>> Begin Input material

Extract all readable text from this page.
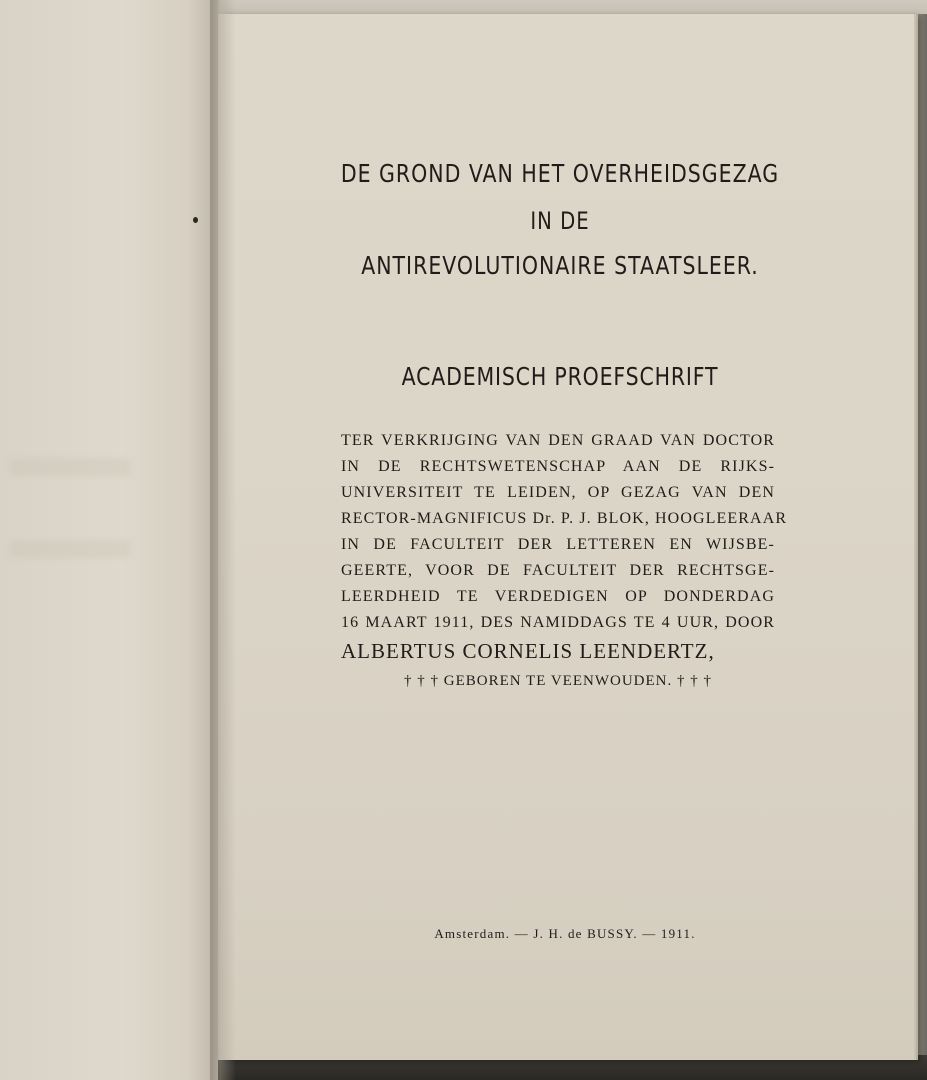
DE GROND VAN HET OVERHEIDSGEZAG
IN DE
ANTIREVOLUTIONAIRE STAATSLEER.
ACADEMISCH PROEFSCHRIFT
TER VERKRIJGING VAN DEN GRAAD VAN DOCTOR
IN DE RECHTSWETENSCHAP AAN DE RIJKS-
UNIVERSITEIT TE LEIDEN, OP GEZAG VAN DEN
RECTOR-MAGNIFICUS Dr. P. J. BLOK, HOOGLEERAAR
IN DE FACULTEIT DER LETTEREN EN WIJSBE-
GEERTE, VOOR DE FACULTEIT DER RECHTSGE-
LEERDHEID TE VERDEDIGEN OP DONDERDAG
16 MAART 1911, DES NAMIDDAGS TE 4 UUR, DOOR
ALBERTUS CORNELIS LEENDERTZ,
† † † GEBOREN TE VEENWOUDEN. † † †
Amsterdam. — J. H. de BUSSY. — 1911.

>> End Input material

Task goal: Make an exact copy of the records above, with the pictures left out.

Response to this exercise:
Extract all readable text from this page.
DE GROND VAN HET OVERHEIDSGEZAG
IN DE
ANTIREVOLUTIONAIRE STAATSLEER.
ACADEMISCH PROEFSCHRIFT
TER VERKRIJGING VAN DEN GRAAD VAN DOCTOR
IN DE RECHTSWETENSCHAP AAN DE RIJKS-
UNIVERSITEIT TE LEIDEN, OP GEZAG VAN DEN
RECTOR-MAGNIFICUS Dr. P. J. BLOK, HOOGLEERAAR
IN DE FACULTEIT DER LETTEREN EN WIJSBE-
GEERTE, VOOR DE FACULTEIT DER RECHTSGE-
LEERDHEID TE VERDEDIGEN OP DONDERDAG
16 MAART 1911, DES NAMIDDAGS TE 4 UUR, DOOR
ALBERTUS CORNELIS LEENDERTZ,
† † † GEBOREN TE VEENWOUDEN. † † †
Amsterdam. — J. H. de BUSSY. — 1911.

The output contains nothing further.